## Direction
Collect each line of the records containing the string "کارخانه".
— Begin —
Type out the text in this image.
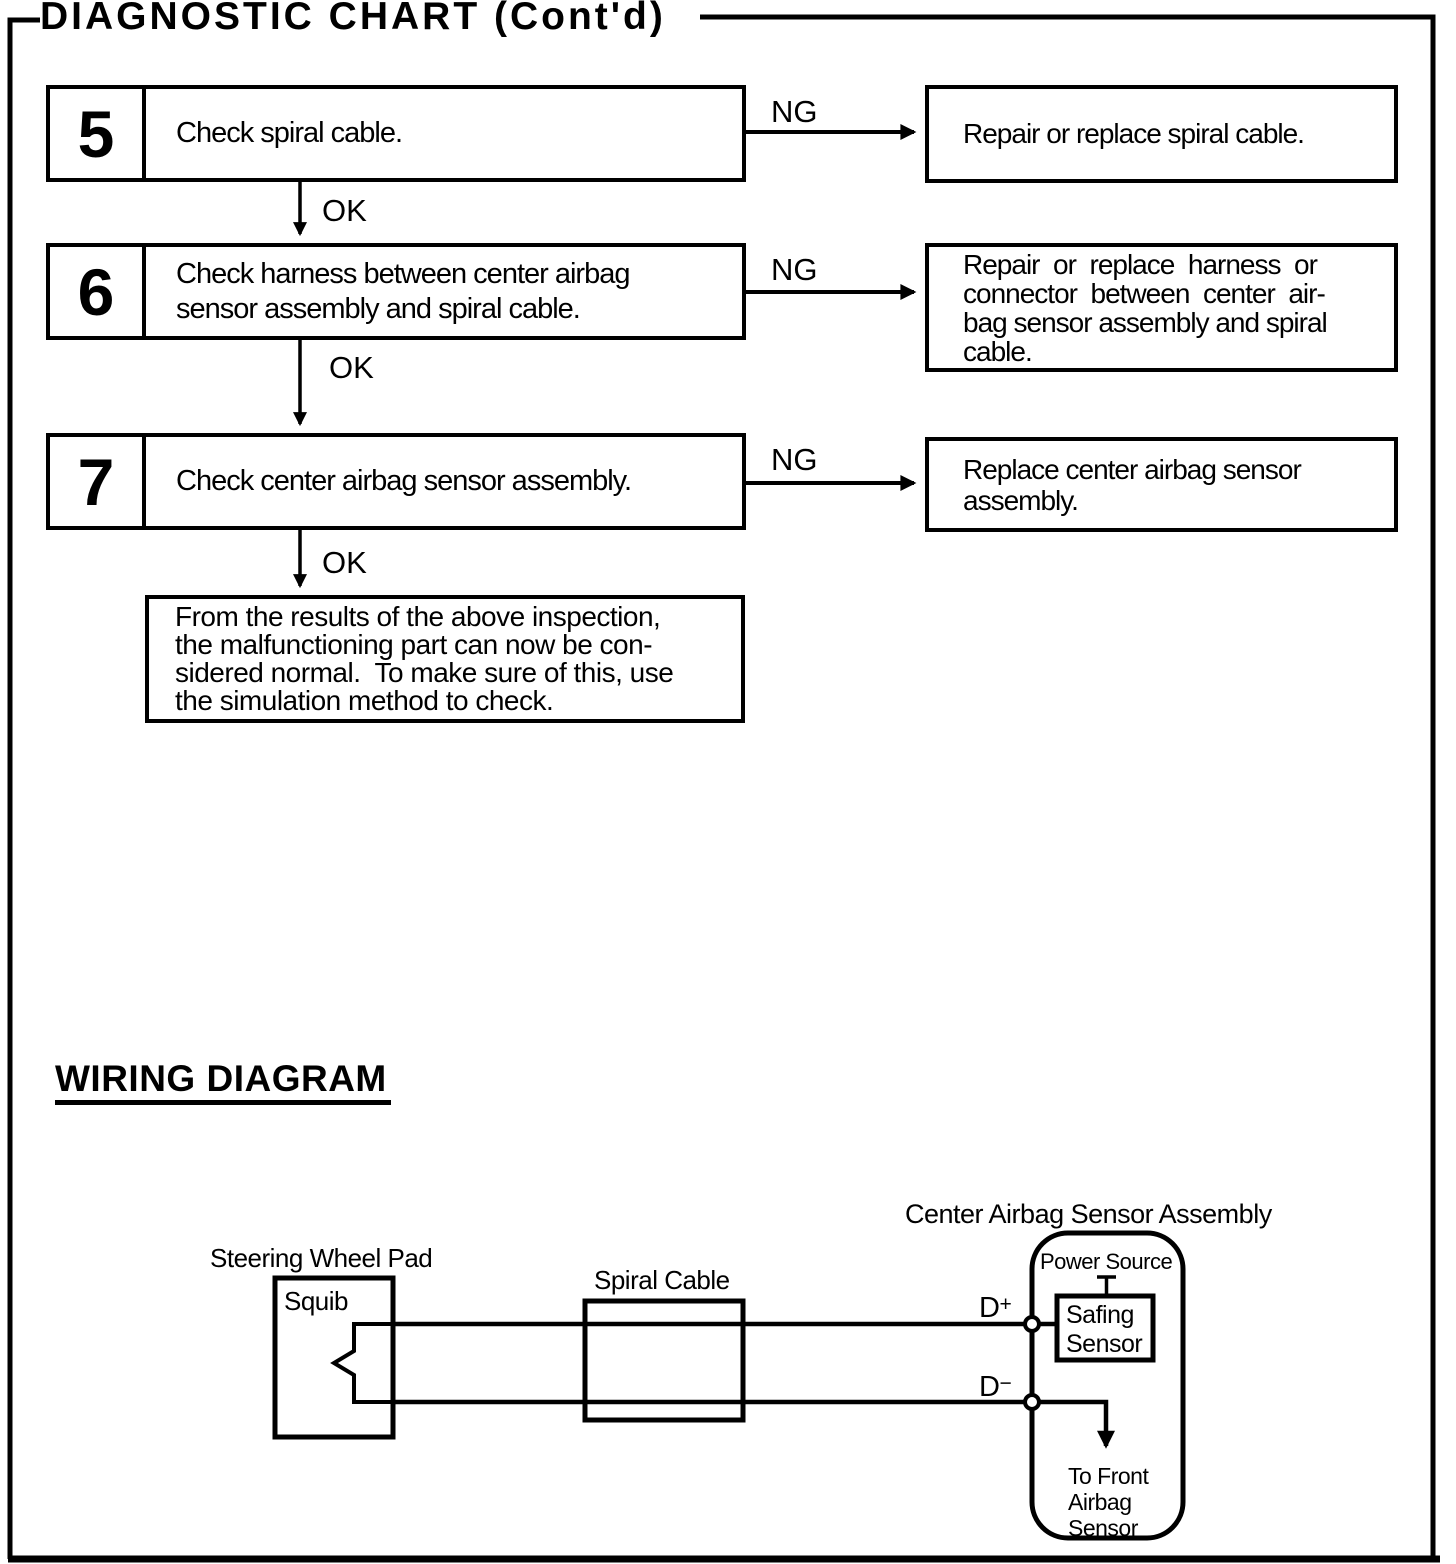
DIAGNOSTIC CHART (Cont'd)
WIRING DIAGRAM
5	Check spiral cable.
NG
Repair or replace spiral cable.
OK
6	Check harness between center airbag
sensor assembly and spiral cable.
NG	Repair  or  replace  harness  or
connector  between  center  air-
bag sensor assembly and spiral
cable.
OK
7	Check center airbag sensor assembly.
NG	Replace center airbag sensor
assembly.
OK
From the results of the above inspection,
the malfunctioning part can now be con-
sidered normal.  To make sure of this, use
the simulation method to check.
Center Airbag Sensor Assembly
Steering Wheel Pad
Squib
Spiral Cable
Power Source
Safing
Sensor
D+
D−
To Front
Airbag
Sensor
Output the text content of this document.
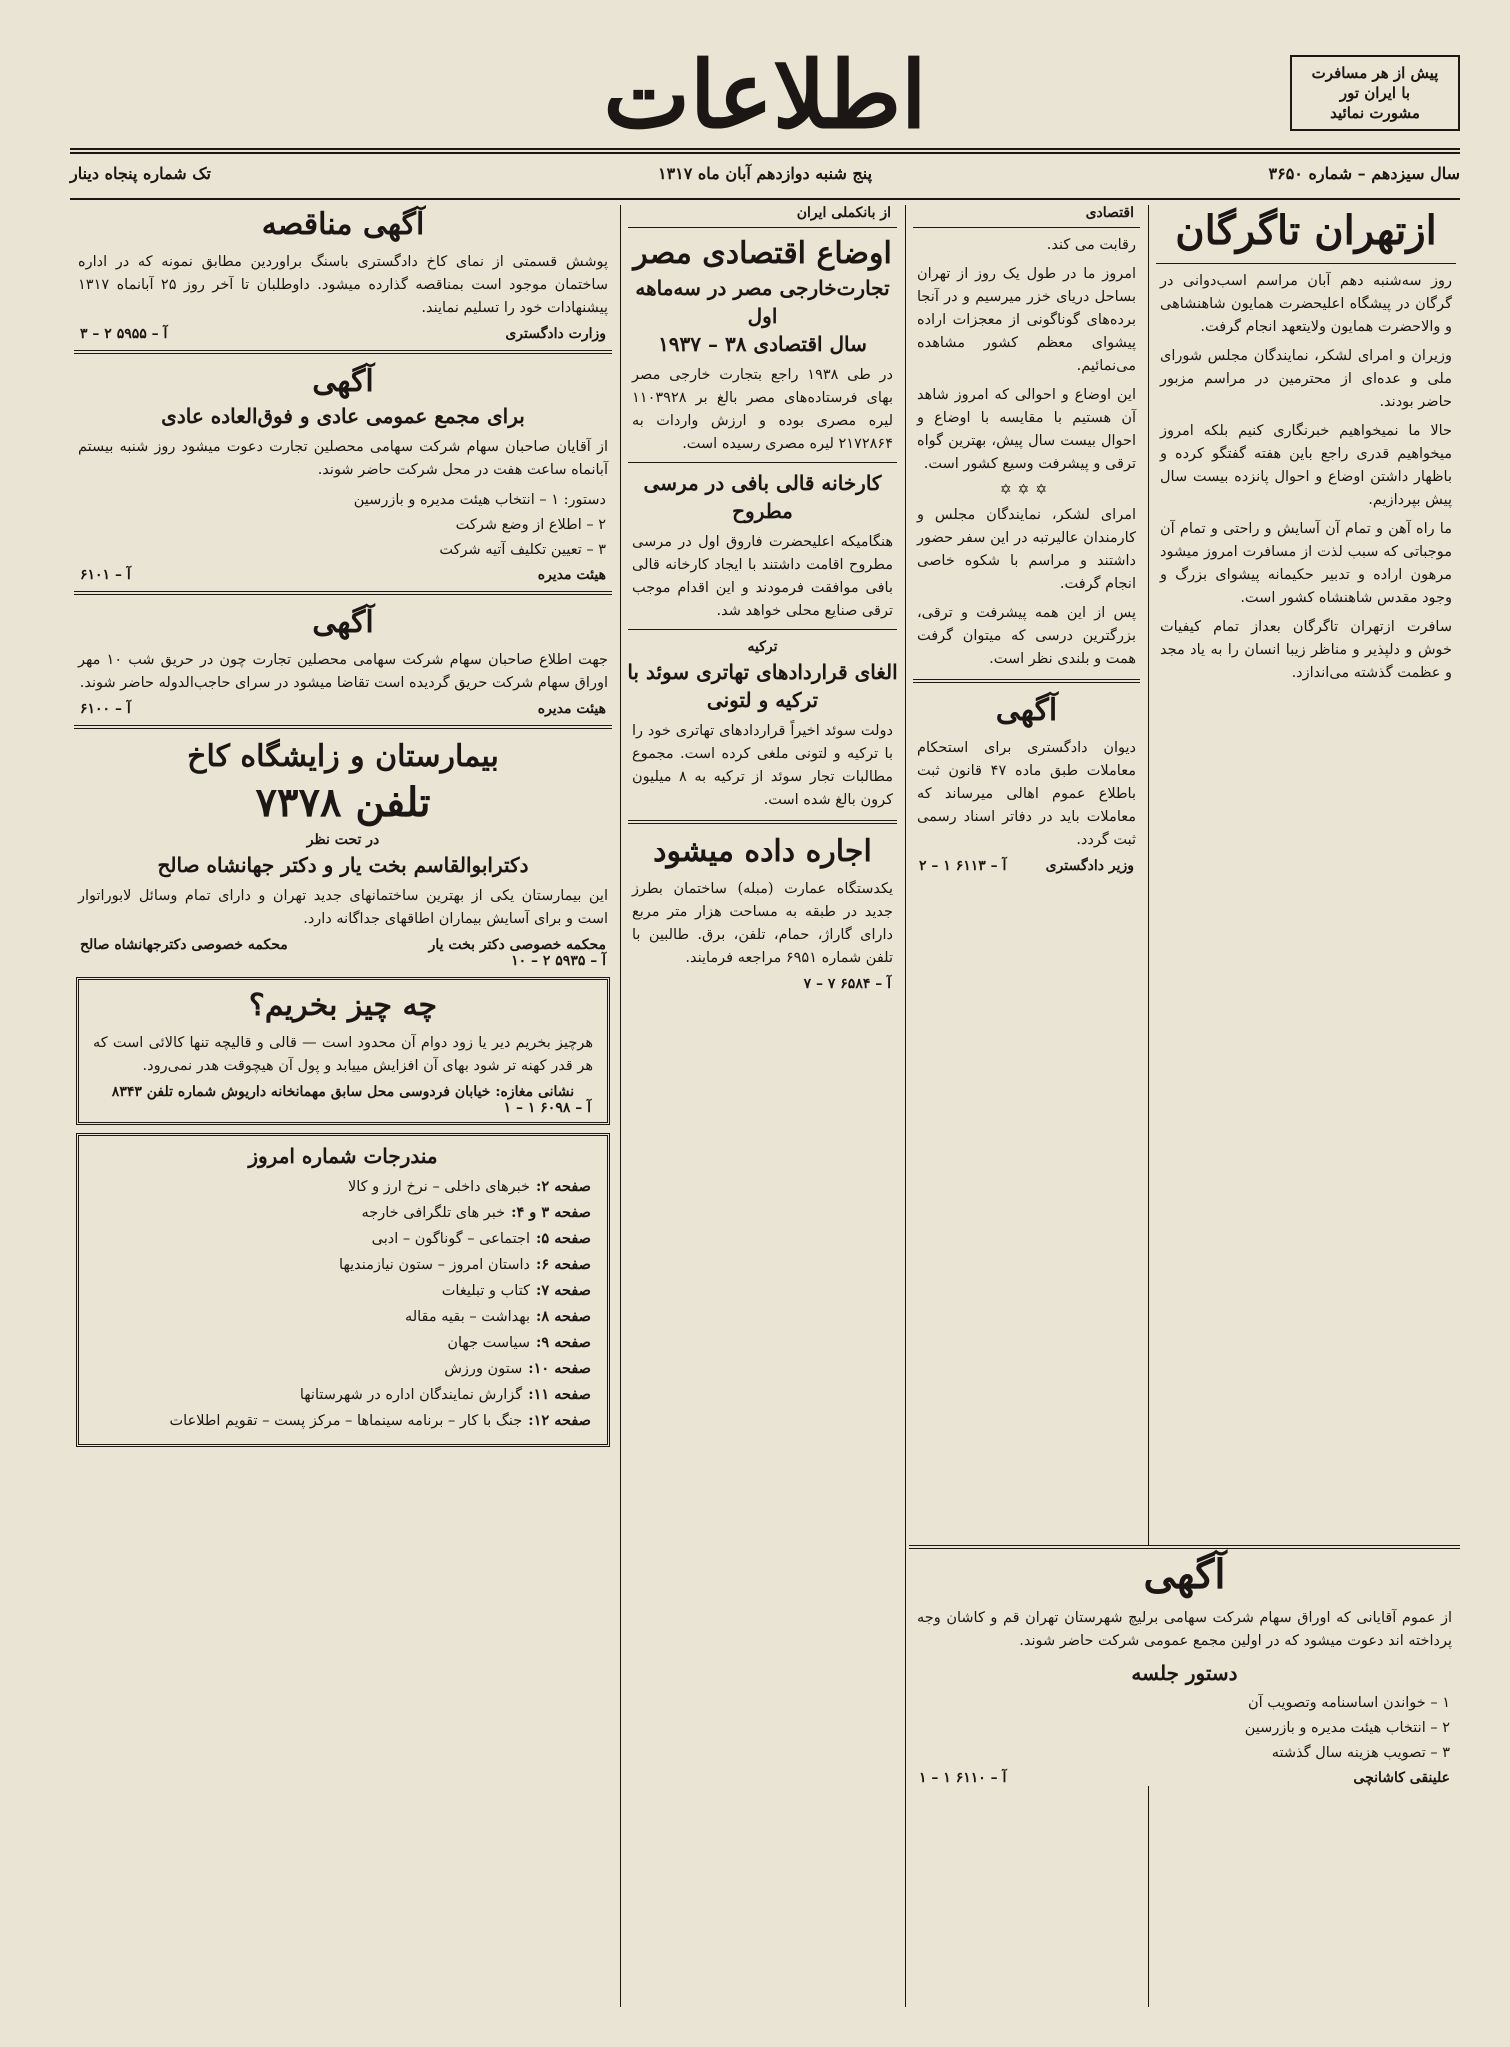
اطلاعات	پیش از هر مسافرت
با ایران تور
مشورت نمائید
سال سیزدهم – شماره ۳۶۵۰
پنج شنبه دوازدهم آبان ماه ۱۳۱۷
تک شماره پنجاه دینار
ازتهران تاگرگان

روز سه‌شنبه دهم آبان مراسم اسب‌دوانی در گرگان در پیشگاه اعلیحضرت همایون شاهنشاهی و والاحضرت همایون ولایتعهد انجام گرفت.

وزیران و امرای لشکر، نمایندگان مجلس شورای ملی و عده‌ای از محترمین در مراسم مزبور حاضر بودند.

حالا ما نمیخواهیم خبرنگاری کنیم بلکه امروز میخواهیم قدری راجع باین هفته گفتگو کرده و باظهار داشتن اوضاع و احوال پانزده بیست سال پیش بپردازیم.

ما راه آهن و تمام آن آسایش و راحتی و تمام آن موجباتی که سبب لذت از مسافرت امروز میشود مرهون اراده و تدبیر حکیمانه پیشوای بزرگ و وجود مقدس شاهنشاه کشور است.

سافرت ازتهران تاگرگان بعداز تمام کیفیات خوش و دلپذیر و مناظر زیبا انسان را به یاد مجد و عظمت گذشته می‌اندازد.

اقتصادی

رقابت می کند.

امروز ما در طول یک روز از تهران بساحل دریای خزر میرسیم و در آنجا برده‌های گوناگونی از معجزات اراده پیشوای معظم کشور مشاهده می‌نمائیم.

این اوضاع و احوالی که امروز شاهد آن هستیم با مقایسه با اوضاع و احوال بیست سال پیش، بهترین گواه ترقی و پیشرفت وسیع کشور است.

✡✡✡

امرای لشکر، نمایندگان مجلس و کارمندان عالیرتبه در این سفر حضور داشتند و مراسم با شکوه خاصی انجام گرفت.

پس از این همه پیشرفت و ترقی، بزرگترین درسی که میتوان گرفت همت و بلندی نظر است.

آگهی

دیوان دادگستری برای استحکام معاملات طبق ماده ۴۷ قانون ثبت باطلاع عموم اهالی میرساند که معاملات باید در دفاتر اسناد رسمی ثبت گردد.

وزیر دادگستری
آ – ۶۱۱۳ ۱ – ۲
از بانکملی ایران
اوضاع اقتصادی مصر
تجارت‌خارجی مصر در سه‌ماهه اول
سال اقتصادی ۳۸ – ۱۹۳۷

در طی ۱۹۳۸ راجع بتجارت خارجی مصر بهای فرستاده‌های مصر بالغ بر ۱۱۰۳۹۲۸ لیره مصری بوده و ارزش واردات به ۲۱۷۲۸۶۴ لیره مصری رسیده است.

کارخانه قالی بافی در مرسی مطروح

هنگامیکه اعلیحضرت فاروق اول در مرسی مطروح اقامت داشتند با ایجاد کارخانه قالی بافی موافقت فرمودند و این اقدام موجب ترقی صنایع محلی خواهد شد.

ترکیه
الغای قراردادهای تهاتری سوئد با ترکیه و لتونی

دولت سوئد اخیراً قراردادهای تهاتری خود را با ترکیه و لتونی ملغی کرده است. مجموع مطالبات تجار سوئد از ترکیه به ۸ میلیون کرون بالغ شده است.

اجاره داده میشود

یکدستگاه عمارت (مبله) ساختمان بطرز جدید در طبقه به مساحت هزار متر مربع دارای گاراژ، حمام، تلفن، برق. طالبین با تلفن شماره ۶۹۵۱ مراجعه فرمایند.

آ – ۶۵۸۴ ۷ – ۷
آگهی مناقصه

پوشش قسمتی از نمای کاخ دادگستری باسنگ براوردین مطابق نمونه که در اداره ساختمان موجود است بمناقصه گذارده میشود. داوطلبان تا آخر روز ۲۵ آبانماه ۱۳۱۷ پیشنهادات خود را تسلیم نمایند.

وزارت دادگستری
آ – ۵۹۵۵ ۲ – ۳
آگهی
برای مجمع عمومی عادی و فوق‌العاده عادی

از آقایان صاحبان سهام شرکت سهامی محصلین تجارت دعوت میشود روز شنبه بیستم آبانماه ساعت هفت در محل شرکت حاضر شوند.

دستور: ۱ – انتخاب هیئت مدیره و بازرسین
۲ – اطلاع از وضع شرکت
۳ – تعیین تکلیف آتیه شرکت
هیئت مدیره
آ – ۶۱۰۱
آگهی

جهت اطلاع صاحبان سهام شرکت سهامی محصلین تجارت چون در حریق شب ۱۰ مهر اوراق سهام شرکت حریق گردیده است تقاضا میشود در سرای حاجب‌الدوله حاضر شوند.

هیئت مدیره
آ – ۶۱۰۰
بیمارستان و زایشگاه کاخ
تلفن ۷۳۷۸
در تحت نظر
دکترابوالقاسم بخت یار و دکتر جهانشاه صالح

این بیمارستان یکی از بهترین ساختمانهای جدید تهران و دارای تمام وسائل لابوراتوار است و برای آسایش بیماران اطاقهای جداگانه دارد.

محکمه خصوصی دکتر بخت یار
محکمه خصوصی دکترجهانشاه صالح
آ – ۵۹۳۵ ۲ – ۱۰
چه چیز بخریم؟

هرچیز بخریم دیر یا زود دوام آن محدود است — قالی و قالیچه تنها کالائی است که هر قدر کهنه تر شود بهای آن افزایش مییابد و پول آن هیچوقت هدر نمی‌رود.

نشانی مغازه: خیابان فردوسی محل سابق مهمانخانه داریوش شماره تلفن ۸۳۴۳
آ – ۶۰۹۸ ۱ – ۱
مندرجات شماره امروز
صفحه ۲:خبرهای داخلی – نرخ ارز و کالا
صفحه ۳ و ۴:خبر های تلگرافی خارجه
صفحه ۵:اجتماعی – گوناگون – ادبی
صفحه ۶:داستان امروز – ستون نیازمندیها
صفحه ۷:کتاب و تبلیغات
صفحه ۸:بهداشت – بقیه مقاله
صفحه ۹:سیاست جهان
صفحه ۱۰:ستون ورزش
صفحه ۱۱:گزارش نمایندگان اداره در شهرستانها
صفحه ۱۲:جنگ با کار – برنامه سینماها – مرکز پست – تقویم اطلاعات
آگهی

از عموم آقایانی که اوراق سهام شرکت سهامی برلیچ شهرستان تهران قم و کاشان وجه پرداخته اند دعوت میشود که در اولین مجمع عمومی شرکت حاضر شوند.

دستور جلسه
۱ – خواندن اساسنامه وتصویب آن
۲ – انتخاب هیئت مدیره و بازرسین
۳ – تصویب هزینه سال گذشته
علینقی کاشانچی
آ – ۶۱۱۰ ۱ – ۱
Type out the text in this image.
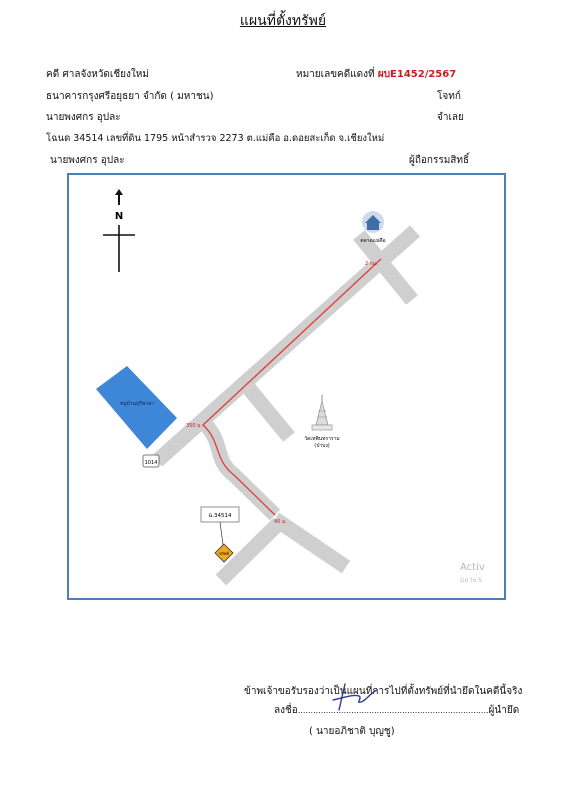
แผนที่ตั้งทรัพย์
คดี ศาลจังหวัดเชียงใหม่	หมายเลขคดีแดงที่ ผบE1452/2567
ธนาคารกรุงศรีอยุธยา จำกัด ( มหาชน)	โจทก์
นายพงศกร อุปละ	จำเลย
โฉนด 34514 เลขที่ดิน 1795 หน้าสำรวจ 2273 ต.แม่คือ อ.ดอยสะเก็ด จ.เชียงใหม่
นายพงศกร อุปละ	ผู้ถือกรรมสิทธิ์
หมู่บ้านบุรีชาลา
N
ตลาดแม่คือ
2 กม.
350 ม.
40 ม.
วัดเทพินทราราม
(ป่าบง)
1014
ฉ.34514
ทรัพย์
Activ
Go to S
ข้าพเจ้าขอรับรองว่าเป็นแผนที่การไปที่ตั้งทรัพย์ที่นำยึดในคดีนี้จริง
ลงชื่อ...........................................................................ผู้นำยึด
( นายอภิชาติ บุญชู)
— End —
## Completed task
کارخانه قالی بافی در مرسی مطروح
هنگامیکه اعلیحضرت فاروق اول در مرسی مطروح اقامت داشتند با ایجاد کارخانه قالی بافی موافقت فرمودند و این اقدام موجب ترقی صنایع محلی خواهد شد.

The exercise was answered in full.